* _Your goal_:
Write out the data below in full. Keep it exact.

* _The data_:
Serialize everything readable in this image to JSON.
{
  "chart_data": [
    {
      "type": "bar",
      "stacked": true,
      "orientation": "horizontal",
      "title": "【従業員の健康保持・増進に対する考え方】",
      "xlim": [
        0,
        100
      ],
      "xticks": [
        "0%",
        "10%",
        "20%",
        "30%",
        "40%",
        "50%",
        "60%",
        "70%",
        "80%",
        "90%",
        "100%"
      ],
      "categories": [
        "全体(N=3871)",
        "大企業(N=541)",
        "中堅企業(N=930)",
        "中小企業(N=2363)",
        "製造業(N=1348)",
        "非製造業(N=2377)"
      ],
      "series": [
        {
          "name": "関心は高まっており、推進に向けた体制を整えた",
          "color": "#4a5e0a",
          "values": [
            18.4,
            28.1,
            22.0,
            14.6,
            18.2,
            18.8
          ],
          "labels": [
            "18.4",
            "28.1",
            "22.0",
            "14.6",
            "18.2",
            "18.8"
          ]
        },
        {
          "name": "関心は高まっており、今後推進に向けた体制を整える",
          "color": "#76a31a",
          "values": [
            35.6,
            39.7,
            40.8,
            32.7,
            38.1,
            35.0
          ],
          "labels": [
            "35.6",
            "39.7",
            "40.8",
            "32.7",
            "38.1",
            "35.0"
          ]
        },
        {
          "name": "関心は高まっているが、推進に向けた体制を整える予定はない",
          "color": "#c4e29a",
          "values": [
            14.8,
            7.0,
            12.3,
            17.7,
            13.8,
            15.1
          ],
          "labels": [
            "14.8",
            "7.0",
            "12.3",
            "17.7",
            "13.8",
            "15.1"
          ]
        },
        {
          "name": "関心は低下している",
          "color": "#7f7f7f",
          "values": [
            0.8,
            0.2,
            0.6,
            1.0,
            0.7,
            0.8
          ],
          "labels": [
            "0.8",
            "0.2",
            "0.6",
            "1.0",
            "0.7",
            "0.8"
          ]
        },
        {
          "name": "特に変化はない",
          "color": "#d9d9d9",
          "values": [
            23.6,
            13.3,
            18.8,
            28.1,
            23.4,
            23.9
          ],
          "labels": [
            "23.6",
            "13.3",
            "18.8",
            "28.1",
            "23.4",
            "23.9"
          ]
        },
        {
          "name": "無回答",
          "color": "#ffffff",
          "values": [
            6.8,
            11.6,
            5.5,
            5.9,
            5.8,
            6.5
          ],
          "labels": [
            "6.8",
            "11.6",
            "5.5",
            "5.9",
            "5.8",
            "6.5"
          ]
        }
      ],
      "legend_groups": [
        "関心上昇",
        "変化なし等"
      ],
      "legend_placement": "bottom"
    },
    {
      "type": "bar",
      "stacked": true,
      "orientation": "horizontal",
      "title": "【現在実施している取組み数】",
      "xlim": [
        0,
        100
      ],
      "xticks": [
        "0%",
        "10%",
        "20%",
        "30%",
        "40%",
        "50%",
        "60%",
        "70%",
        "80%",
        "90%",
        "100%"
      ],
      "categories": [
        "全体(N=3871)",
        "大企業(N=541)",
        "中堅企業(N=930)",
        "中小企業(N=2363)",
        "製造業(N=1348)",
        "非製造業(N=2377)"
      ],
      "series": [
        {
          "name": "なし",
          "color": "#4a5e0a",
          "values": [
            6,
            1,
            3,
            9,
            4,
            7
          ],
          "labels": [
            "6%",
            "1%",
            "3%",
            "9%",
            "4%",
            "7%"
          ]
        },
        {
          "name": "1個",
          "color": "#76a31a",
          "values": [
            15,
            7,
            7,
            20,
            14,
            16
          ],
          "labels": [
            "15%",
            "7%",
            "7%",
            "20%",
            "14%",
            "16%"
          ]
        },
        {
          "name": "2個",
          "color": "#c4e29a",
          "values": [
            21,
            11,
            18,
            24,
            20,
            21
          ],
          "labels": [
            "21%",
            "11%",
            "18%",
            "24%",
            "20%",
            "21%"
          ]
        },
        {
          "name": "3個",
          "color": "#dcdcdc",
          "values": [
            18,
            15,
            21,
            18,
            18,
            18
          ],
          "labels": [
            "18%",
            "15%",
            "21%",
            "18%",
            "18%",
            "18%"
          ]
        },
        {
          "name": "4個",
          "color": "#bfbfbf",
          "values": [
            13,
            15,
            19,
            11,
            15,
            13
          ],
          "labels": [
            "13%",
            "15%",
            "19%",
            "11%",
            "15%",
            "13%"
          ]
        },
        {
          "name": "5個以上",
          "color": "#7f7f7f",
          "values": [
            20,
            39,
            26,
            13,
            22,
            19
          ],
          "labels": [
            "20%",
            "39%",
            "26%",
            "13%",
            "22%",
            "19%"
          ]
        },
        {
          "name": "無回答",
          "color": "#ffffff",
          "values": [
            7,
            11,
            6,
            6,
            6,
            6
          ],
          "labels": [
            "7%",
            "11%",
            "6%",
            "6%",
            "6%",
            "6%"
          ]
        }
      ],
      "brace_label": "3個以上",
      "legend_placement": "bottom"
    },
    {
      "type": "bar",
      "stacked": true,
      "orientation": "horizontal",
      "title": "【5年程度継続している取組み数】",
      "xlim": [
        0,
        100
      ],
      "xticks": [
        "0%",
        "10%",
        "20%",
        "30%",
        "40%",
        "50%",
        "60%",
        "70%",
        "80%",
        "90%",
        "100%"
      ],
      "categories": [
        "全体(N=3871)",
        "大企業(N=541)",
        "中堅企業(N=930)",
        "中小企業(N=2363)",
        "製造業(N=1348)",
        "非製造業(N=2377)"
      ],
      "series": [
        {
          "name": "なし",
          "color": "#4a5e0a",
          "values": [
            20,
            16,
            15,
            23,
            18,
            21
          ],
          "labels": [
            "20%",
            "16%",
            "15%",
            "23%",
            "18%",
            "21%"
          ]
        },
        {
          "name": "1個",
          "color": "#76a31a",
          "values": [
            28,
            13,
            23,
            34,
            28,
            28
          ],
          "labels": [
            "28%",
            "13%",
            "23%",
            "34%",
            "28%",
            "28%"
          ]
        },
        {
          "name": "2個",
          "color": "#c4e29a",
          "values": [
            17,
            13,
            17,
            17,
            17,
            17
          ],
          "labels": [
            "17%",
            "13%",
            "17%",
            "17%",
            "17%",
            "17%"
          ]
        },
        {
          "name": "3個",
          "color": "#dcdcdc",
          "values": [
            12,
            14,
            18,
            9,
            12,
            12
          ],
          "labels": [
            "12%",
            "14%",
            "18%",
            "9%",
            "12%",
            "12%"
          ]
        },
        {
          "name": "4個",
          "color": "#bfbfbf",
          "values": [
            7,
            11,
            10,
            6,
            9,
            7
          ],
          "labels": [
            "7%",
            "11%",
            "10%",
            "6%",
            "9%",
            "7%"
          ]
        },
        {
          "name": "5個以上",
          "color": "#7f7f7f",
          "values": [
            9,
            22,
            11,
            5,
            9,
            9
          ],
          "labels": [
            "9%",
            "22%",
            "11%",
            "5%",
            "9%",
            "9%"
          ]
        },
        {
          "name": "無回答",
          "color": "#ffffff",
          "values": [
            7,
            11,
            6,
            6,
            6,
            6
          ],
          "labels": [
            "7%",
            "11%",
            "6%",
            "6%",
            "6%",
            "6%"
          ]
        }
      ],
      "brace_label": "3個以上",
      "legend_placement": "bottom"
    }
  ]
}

* _Task solution_:
Serialize everything readable in this image to JSON.
{
  "chart_data": [
    {
      "type": "bar",
      "stacked": true,
      "orientation": "horizontal",
      "title": "【従業員の健康保持・増進に対する考え方】",
      "xlim": [
        0,
        100
      ],
      "xticks": [
        "0%",
        "10%",
        "20%",
        "30%",
        "40%",
        "50%",
        "60%",
        "70%",
        "80%",
        "90%",
        "100%"
      ],
      "categories": [
        "全体(N=3871)",
        "大企業(N=541)",
        "中堅企業(N=930)",
        "中小企業(N=2363)",
        "製造業(N=1348)",
        "非製造業(N=2377)"
      ],
      "series": [
        {
          "name": "関心は高まっており、推進に向けた体制を整えた",
          "color": "#4a5e0a",
          "values": [
            18.4,
            28.1,
            22.0,
            14.6,
            18.2,
            18.8
          ],
          "labels": [
            "18.4",
            "28.1",
            "22.0",
            "14.6",
            "18.2",
            "18.8"
          ]
        },
        {
          "name": "関心は高まっており、今後推進に向けた体制を整える",
          "color": "#76a31a",
          "values": [
            35.6,
            39.7,
            40.8,
            32.7,
            38.1,
            35.0
          ],
          "labels": [
            "35.6",
            "39.7",
            "40.8",
            "32.7",
            "38.1",
            "35.0"
          ]
        },
        {
          "name": "関心は高まっているが、推進に向けた体制を整える予定はない",
          "color": "#c4e29a",
          "values": [
            14.8,
            7.0,
            12.3,
            17.7,
            13.8,
            15.1
          ],
          "labels": [
            "14.8",
            "7.0",
            "12.3",
            "17.7",
            "13.8",
            "15.1"
          ]
        },
        {
          "name": "関心は低下している",
          "color": "#7f7f7f",
          "values": [
            0.8,
            0.2,
            0.6,
            1.0,
            0.7,
            0.8
          ],
          "labels": [
            "0.8",
            "0.2",
            "0.6",
            "1.0",
            "0.7",
            "0.8"
          ]
        },
        {
          "name": "特に変化はない",
          "color": "#d9d9d9",
          "values": [
            23.6,
            13.3,
            18.8,
            28.1,
            23.4,
            23.9
          ],
          "labels": [
            "23.6",
            "13.3",
            "18.8",
            "28.1",
            "23.4",
            "23.9"
          ]
        },
        {
          "name": "無回答",
          "color": "#ffffff",
          "values": [
            6.8,
            11.6,
            5.5,
            5.9,
            5.8,
            6.5
          ],
          "labels": [
            "6.8",
            "11.6",
            "5.5",
            "5.9",
            "5.8",
            "6.5"
          ]
        }
      ],
      "legend_groups": [
        "関心上昇",
        "変化なし等"
      ],
      "legend_placement": "bottom"
    },
    {
      "type": "bar",
      "stacked": true,
      "orientation": "horizontal",
      "title": "【現在実施している取組み数】",
      "xlim": [
        0,
        100
      ],
      "xticks": [
        "0%",
        "10%",
        "20%",
        "30%",
        "40%",
        "50%",
        "60%",
        "70%",
        "80%",
        "90%",
        "100%"
      ],
      "categories": [
        "全体(N=3871)",
        "大企業(N=541)",
        "中堅企業(N=930)",
        "中小企業(N=2363)",
        "製造業(N=1348)",
        "非製造業(N=2377)"
      ],
      "series": [
        {
          "name": "なし",
          "color": "#4a5e0a",
          "values": [
            6,
            1,
            3,
            9,
            4,
            7
          ],
          "labels": [
            "6%",
            "1%",
            "3%",
            "9%",
            "4%",
            "7%"
          ]
        },
        {
          "name": "1個",
          "color": "#76a31a",
          "values": [
            15,
            7,
            7,
            20,
            14,
            16
          ],
          "labels": [
            "15%",
            "7%",
            "7%",
            "20%",
            "14%",
            "16%"
          ]
        },
        {
          "name": "2個",
          "color": "#c4e29a",
          "values": [
            21,
            11,
            18,
            24,
            20,
            21
          ],
          "labels": [
            "21%",
            "11%",
            "18%",
            "24%",
            "20%",
            "21%"
          ]
        },
        {
          "name": "3個",
          "color": "#dcdcdc",
          "values": [
            18,
            15,
            21,
            18,
            18,
            18
          ],
          "labels": [
            "18%",
            "15%",
            "21%",
            "18%",
            "18%",
            "18%"
          ]
        },
        {
          "name": "4個",
          "color": "#bfbfbf",
          "values": [
            13,
            15,
            19,
            11,
            15,
            13
          ],
          "labels": [
            "13%",
            "15%",
            "19%",
            "11%",
            "15%",
            "13%"
          ]
        },
        {
          "name": "5個以上",
          "color": "#7f7f7f",
          "values": [
            20,
            39,
            26,
            13,
            22,
            19
          ],
          "labels": [
            "20%",
            "39%",
            "26%",
            "13%",
            "22%",
            "19%"
          ]
        },
        {
          "name": "無回答",
          "color": "#ffffff",
          "values": [
            7,
            11,
            6,
            6,
            6,
            6
          ],
          "labels": [
            "7%",
            "11%",
            "6%",
            "6%",
            "6%",
            "6%"
          ]
        }
      ],
      "brace_label": "3個以上",
      "legend_placement": "bottom"
    },
    {
      "type": "bar",
      "stacked": true,
      "orientation": "horizontal",
      "title": "【5年程度継続している取組み数】",
      "xlim": [
        0,
        100
      ],
      "xticks": [
        "0%",
        "10%",
        "20%",
        "30%",
        "40%",
        "50%",
        "60%",
        "70%",
        "80%",
        "90%",
        "100%"
      ],
      "categories": [
        "全体(N=3871)",
        "大企業(N=541)",
        "中堅企業(N=930)",
        "中小企業(N=2363)",
        "製造業(N=1348)",
        "非製造業(N=2377)"
      ],
      "series": [
        {
          "name": "なし",
          "color": "#4a5e0a",
          "values": [
            20,
            16,
            15,
            23,
            18,
            21
          ],
          "labels": [
            "20%",
            "16%",
            "15%",
            "23%",
            "18%",
            "21%"
          ]
        },
        {
          "name": "1個",
          "color": "#76a31a",
          "values": [
            28,
            13,
            23,
            34,
            28,
            28
          ],
          "labels": [
            "28%",
            "13%",
            "23%",
            "34%",
            "28%",
            "28%"
          ]
        },
        {
          "name": "2個",
          "color": "#c4e29a",
          "values": [
            17,
            13,
            17,
            17,
            17,
            17
          ],
          "labels": [
            "17%",
            "13%",
            "17%",
            "17%",
            "17%",
            "17%"
          ]
        },
        {
          "name": "3個",
          "color": "#dcdcdc",
          "values": [
            12,
            14,
            18,
            9,
            12,
            12
          ],
          "labels": [
            "12%",
            "14%",
            "18%",
            "9%",
            "12%",
            "12%"
          ]
        },
        {
          "name": "4個",
          "color": "#bfbfbf",
          "values": [
            7,
            11,
            10,
            6,
            9,
            7
          ],
          "labels": [
            "7%",
            "11%",
            "10%",
            "6%",
            "9%",
            "7%"
          ]
        },
        {
          "name": "5個以上",
          "color": "#7f7f7f",
          "values": [
            9,
            22,
            11,
            5,
            9,
            9
          ],
          "labels": [
            "9%",
            "22%",
            "11%",
            "5%",
            "9%",
            "9%"
          ]
        },
        {
          "name": "無回答",
          "color": "#ffffff",
          "values": [
            7,
            11,
            6,
            6,
            6,
            6
          ],
          "labels": [
            "7%",
            "11%",
            "6%",
            "6%",
            "6%",
            "6%"
          ]
        }
      ],
      "brace_label": "3個以上",
      "legend_placement": "bottom"
    }
  ]
}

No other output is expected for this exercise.